* [ИСТОЧНИК]
#####

ЭКФРАСИС В РУССКОЙ ПРОЗЕ 1920-Х ГОДОВ: И.А. БУНИН, Б.А. ЛАВРЕНЕВ, В.А. КАВЕРИН
А.Ю. Криворучко
Ключевые слова: интердисциплинарные исследования, экфрасис, русская литература 1920-х годов.
Keywords: Interdiscipline researches, ekphrasis, Russian Literature of the 1920-s.
Войдя в мировую литературу описанием щита Ахилла в гомеровской «Илиаде», экфрасис стал ее неотъемлемой частью и не утратил своего значения за более чем двадцать пять веков существования. Имена Гомера, Филострата, Виргилия, Дж. Китса, Э.Т.-А. Гофмана, Э. По, О. де Бальзака, Э. Золя, Г. Джеймса, Т. Манна принадлежат западной экфрастической традиции и формируют ее. Разумеется, за свою долгую историю экфрасис претерпел значительные изменения: от риторического упражнения и, позднее, отдельного литературного жанра в античности до сложно определимого конгломерата значений в современной науке о культуре, включающего в себя как особый род описания в вербальном тексте, так и определенный тип взаимодействия разных видов искусства. В данном исследовании термин используется в узком смысле «описание произведения изобразительного искусства (существующего или вымышленного) в литературном произведении»1. Это определение подчеркивает как интердисциплинарность понятия, так и его связь с темой искусства и художника, одной из главных в мировом искусстве, и особенно в авторефлексирующем ХХ веке.

#####

* [БЛОК ДАННЫХ]
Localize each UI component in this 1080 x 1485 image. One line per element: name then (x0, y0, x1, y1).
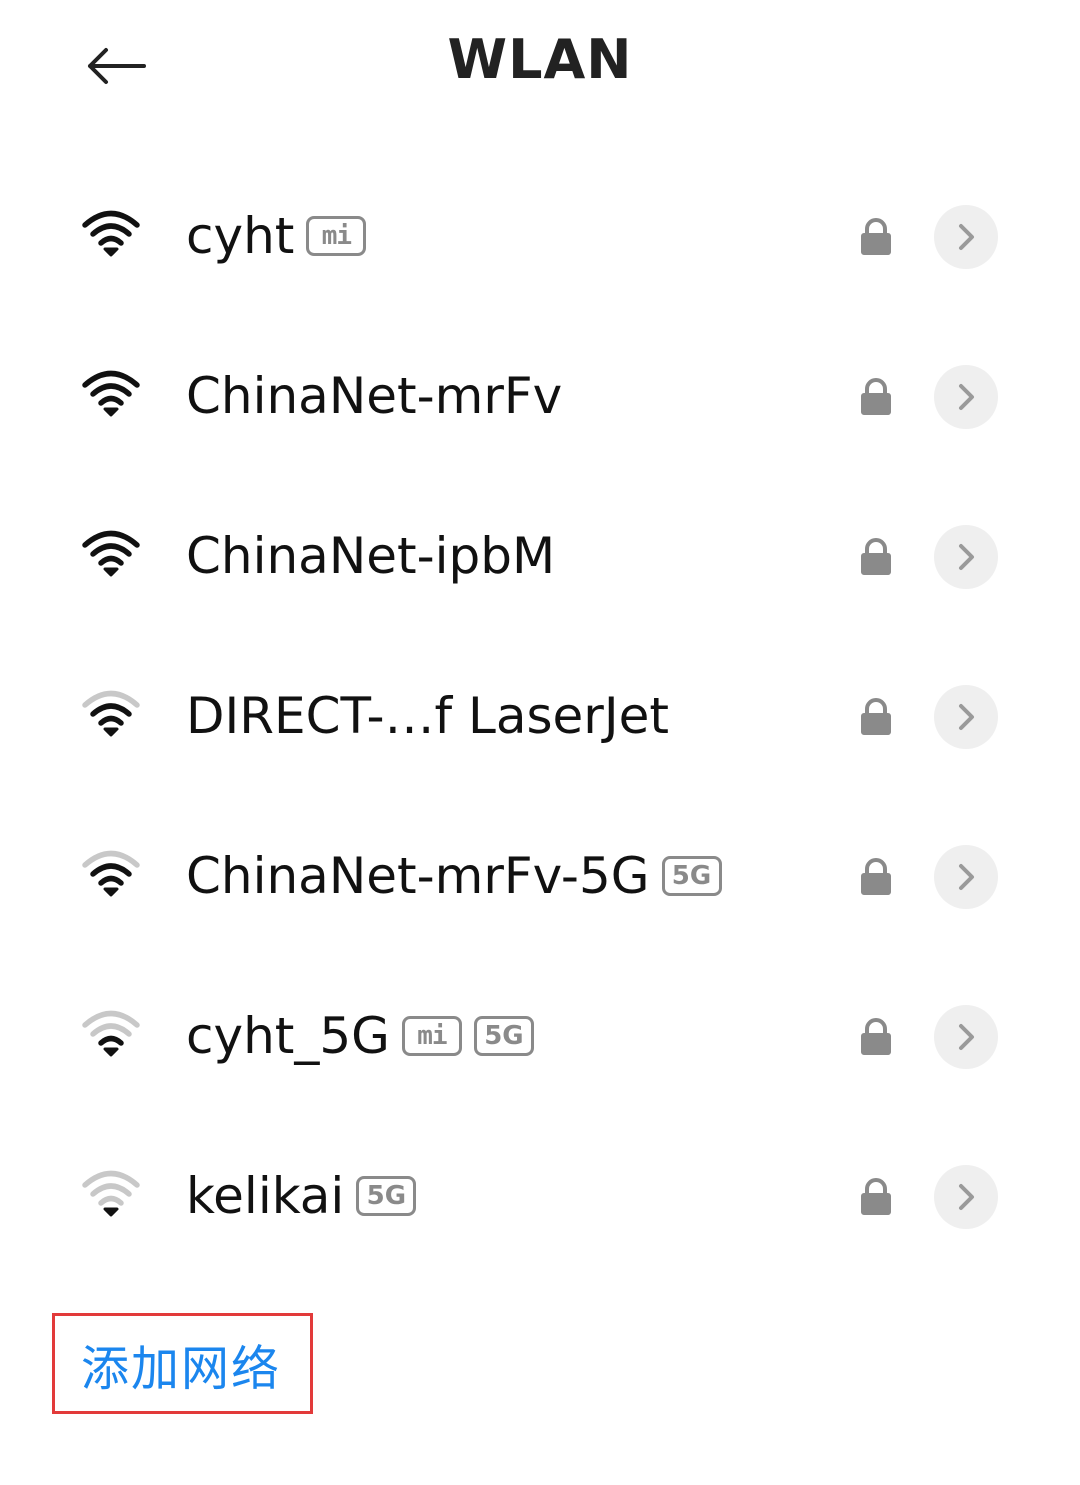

#####

* [ЗАДАНИЯ]
(a) С какого описания экфрасис вошел в мировую литературу, если верить тексту об экфрасисе?
(b) Перечислите все ключевые слова, указанные на русском языке в тексте об экфрасисе.
(c) Продолжите текст об экфрасисе после его последнего предложения.
Строки здесь не понадобятся.

* [ОТВЕТЫ]
(a) С описания щита Ахилла в гомеровской «Илиаде».

(b) Интердисциплинарные исследования, экфрасис, русская литература 1920-х годов.

(c)
Появление экфрастических описаний в русской письменной культуре принято связывать с рассказами о паломничестве по святым местам, с описанием сакральных изображений, предметов, построек, прежде всего в жанре хожения [Геллер, 1996, с. 156]. В дальнейшем экфрасис играл важную роль в произведениях классиков: Г.Р. Державина, А.С. Пушкина, Н.В. Гоголя, Ф.М. Достоевского, Н.С. Лескова, Л.Н. Толстого и др. В первой трети ХХ века, в ситуации плюрализма течений и направлений в искусстве, экфрасис был востребован как символистами (А. Белый, В.Я. Брюсов, А.А. Блок), так и акмеистами, уделявшими ему особенное внимание как более «материальному», «весомому» на фоне других слов (поэзия Н.С. Гумилева и О.Э. Мандельштама), реалистами (А.М. Горький, А.Н. Толстой, И.А. Бунин) и другими (например, И.Э. Бабелем, А. Платоновым, Е.И. Замятиным, В.В. Набоковым). Разумеется, каждое литературное направление и даже каждый отдельный автор выдвигали различные особенности и функции экфрасиса, но при этом всегда в отношении (следование или полемика) к уже существующим текстам. Наконец, и в позднейшую советскую эпоху, и в настоящее время писатели продолжали и продолжают использовать экфрасис (Д.А. Гранин, Д.Л. Быков). Таким образом, можно говорить о существовании в России литературной традиции экфрасиса, во многом опирающейся на западноевропейскую. Тем не менее, несмотря на обширный материал и рост интереса к экфрасису в последние два десятилетия, термин еще не вполне освоен отечественным литературоведением (за исключением антиковедения) и даже не включен в большинство российских литературных словарей и энциклопедий.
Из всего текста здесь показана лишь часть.